Entries from a dataset =>

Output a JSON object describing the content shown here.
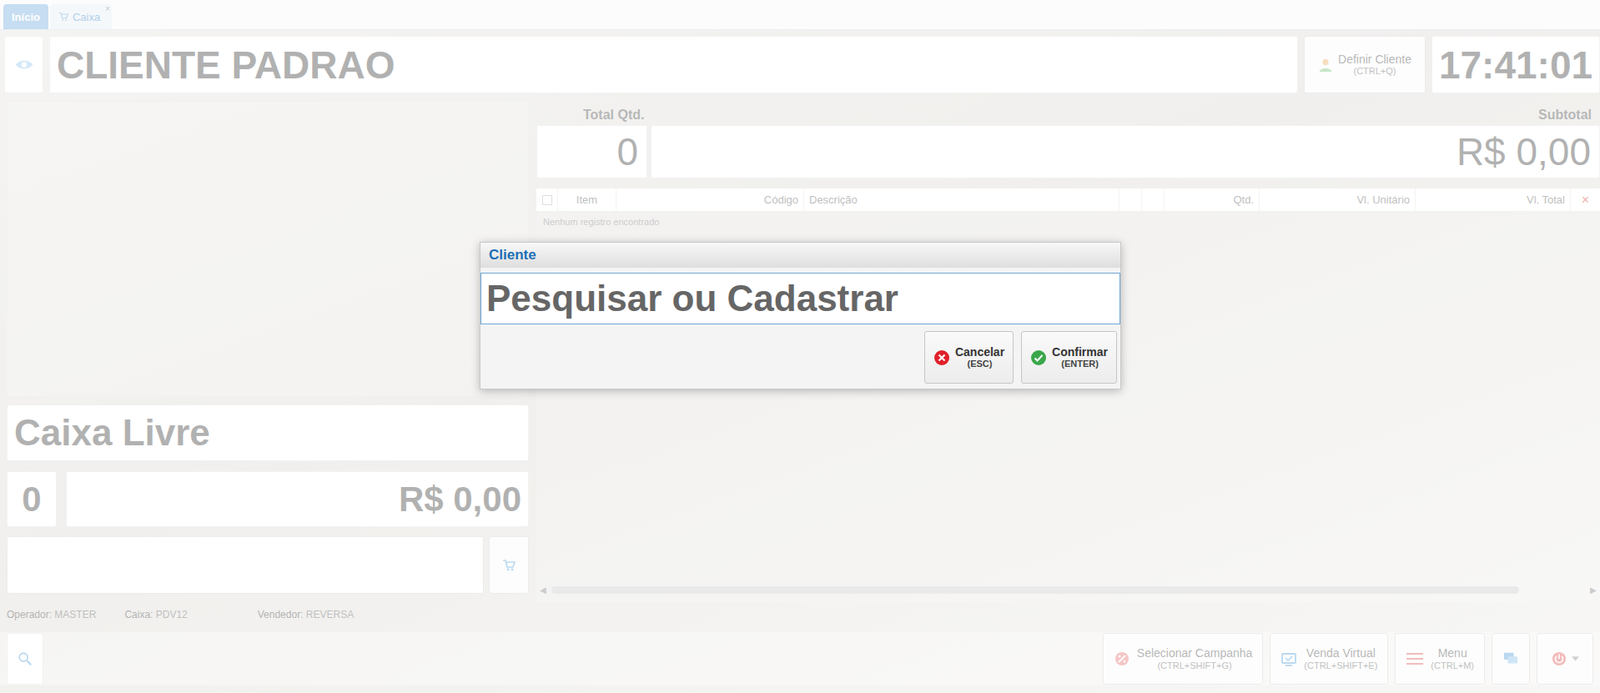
{
  "tabs": [
    {
      "label": "Início",
      "selected": true,
      "closable": false
    },
    {
      "label": "Caixa",
      "selected": false,
      "closable": true
    }
  ],
  "tab_close": "×",
  "header": {
    "client": "CLIENTE PADRAO",
    "define_client": {
      "label": "Definir Cliente",
      "shortcut": "(CTRL+Q)"
    },
    "clock": "17:41:01"
  },
  "left": {
    "status": "Caixa Livre",
    "count": "0",
    "amount": "R$ 0,00"
  },
  "summary": {
    "qty_label": "Total Qtd.",
    "qty": "0",
    "subtotal_label": "Subtotal",
    "subtotal": "R$ 0,00"
  },
  "table": {
    "columns": [
      "Item",
      "Código",
      "Descrição",
      "",
      "",
      "Qtd.",
      "Vl. Unitário",
      "Vl. Total"
    ],
    "empty": "Nenhum registro encontrado",
    "remove": "×"
  },
  "scroll": {
    "left": "◀",
    "right": "▶"
  },
  "status_bar": [
    {
      "label": "Operador:",
      "value": "MASTER"
    },
    {
      "label": "Caixa:",
      "value": "PDV12"
    },
    {
      "label": "Vendedor:",
      "value": "REVERSA"
    }
  ],
  "toolbar": {
    "buttons": [
      {
        "label": "Selecionar Campanha",
        "shortcut": "(CTRL+SHIFT+G)",
        "kind": "campaign"
      },
      {
        "label": "Venda Virtual",
        "shortcut": "(CTRL+SHIFT+E)",
        "kind": "virtual"
      },
      {
        "label": "Menu",
        "shortcut": "(CTRL+M)",
        "kind": "menu"
      }
    ]
  },
  "dialog": {
    "title": "Cliente",
    "placeholder": "Pesquisar ou Cadastrar",
    "buttons": [
      {
        "label": "Cancelar",
        "shortcut": "(ESC)",
        "kind": "cancel"
      },
      {
        "label": "Confirmar",
        "shortcut": "(ENTER)",
        "kind": "confirm"
      }
    ]
  }
}
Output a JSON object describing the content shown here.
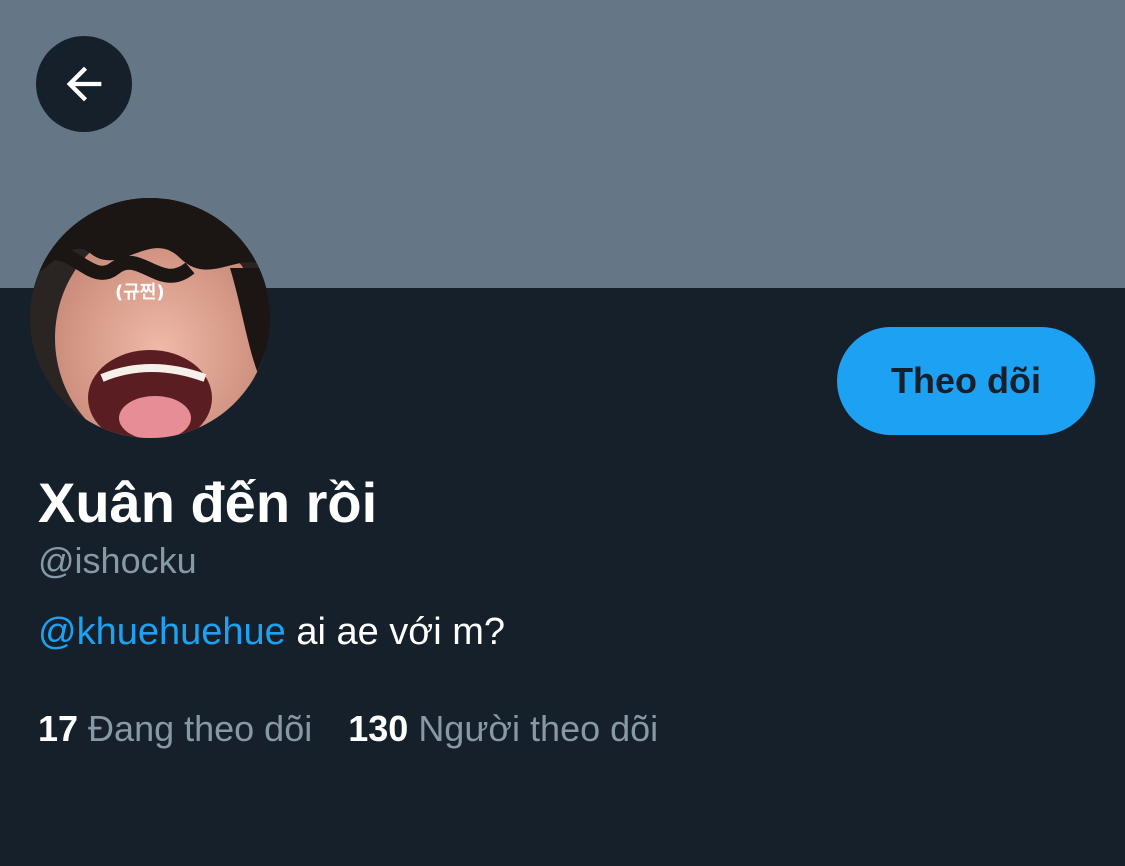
{
  "header": {
    "back_icon": "arrow-left-icon",
    "banner_color": "#657786"
  },
  "profile": {
    "avatar_icon": "profile-photo",
    "avatar_caption": "(규찐)",
    "display_name": "Xuân đến rồi",
    "handle": "@ishocku",
    "bio_mention": "@khuehuehue",
    "bio_text": " ai ae với m?",
    "follow_label": "Theo dõi"
  },
  "stats": {
    "following_count": "17",
    "following_label": "Đang theo dõi",
    "followers_count": "130",
    "followers_label": "Người theo dõi"
  },
  "colors": {
    "background": "#15202b",
    "accent": "#1da1f2",
    "muted_text": "#8899a6"
  }
}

WHAT IS ASKED =>
Reproduce every line precisely as given, omitting all pictures.

RESPONSE TO THE TASK =>
Output a JSON object describing the content shown here.
{
  "tabs": [
    {
      "label": "Início",
      "selected": true,
      "closable": false
    },
    {
      "label": "Caixa",
      "selected": false,
      "closable": true
    }
  ],
  "tab_close": "×",
  "header": {
    "client": "CLIENTE PADRAO",
    "define_client": {
      "label": "Definir Cliente",
      "shortcut": "(CTRL+Q)"
    },
    "clock": "17:41:01"
  },
  "left": {
    "status": "Caixa Livre",
    "count": "0",
    "amount": "R$ 0,00"
  },
  "summary": {
    "qty_label": "Total Qtd.",
    "qty": "0",
    "subtotal_label": "Subtotal",
    "subtotal": "R$ 0,00"
  },
  "table": {
    "columns": [
      "Item",
      "Código",
      "Descrição",
      "",
      "",
      "Qtd.",
      "Vl. Unitário",
      "Vl. Total"
    ],
    "empty": "Nenhum registro encontrado",
    "remove": "×"
  },
  "scroll": {
    "left": "◀",
    "right": "▶"
  },
  "status_bar": [
    {
      "label": "Operador:",
      "value": "MASTER"
    },
    {
      "label": "Caixa:",
      "value": "PDV12"
    },
    {
      "label": "Vendedor:",
      "value": "REVERSA"
    }
  ],
  "toolbar": {
    "buttons": [
      {
        "label": "Selecionar Campanha",
        "shortcut": "(CTRL+SHIFT+G)",
        "kind": "campaign"
      },
      {
        "label": "Venda Virtual",
        "shortcut": "(CTRL+SHIFT+E)",
        "kind": "virtual"
      },
      {
        "label": "Menu",
        "shortcut": "(CTRL+M)",
        "kind": "menu"
      }
    ]
  },
  "dialog": {
    "title": "Cliente",
    "placeholder": "Pesquisar ou Cadastrar",
    "buttons": [
      {
        "label": "Cancelar",
        "shortcut": "(ESC)",
        "kind": "cancel"
      },
      {
        "label": "Confirmar",
        "shortcut": "(ENTER)",
        "kind": "confirm"
      }
    ]
  }
}
Output a JSON object describing the content shown here.
{
  "header": {
    "back_icon": "arrow-left-icon",
    "banner_color": "#657786"
  },
  "profile": {
    "avatar_icon": "profile-photo",
    "avatar_caption": "(규찐)",
    "display_name": "Xuân đến rồi",
    "handle": "@ishocku",
    "bio_mention": "@khuehuehue",
    "bio_text": " ai ae với m?",
    "follow_label": "Theo dõi"
  },
  "stats": {
    "following_count": "17",
    "following_label": "Đang theo dõi",
    "followers_count": "130",
    "followers_label": "Người theo dõi"
  },
  "colors": {
    "background": "#15202b",
    "accent": "#1da1f2",
    "muted_text": "#8899a6"
  }
}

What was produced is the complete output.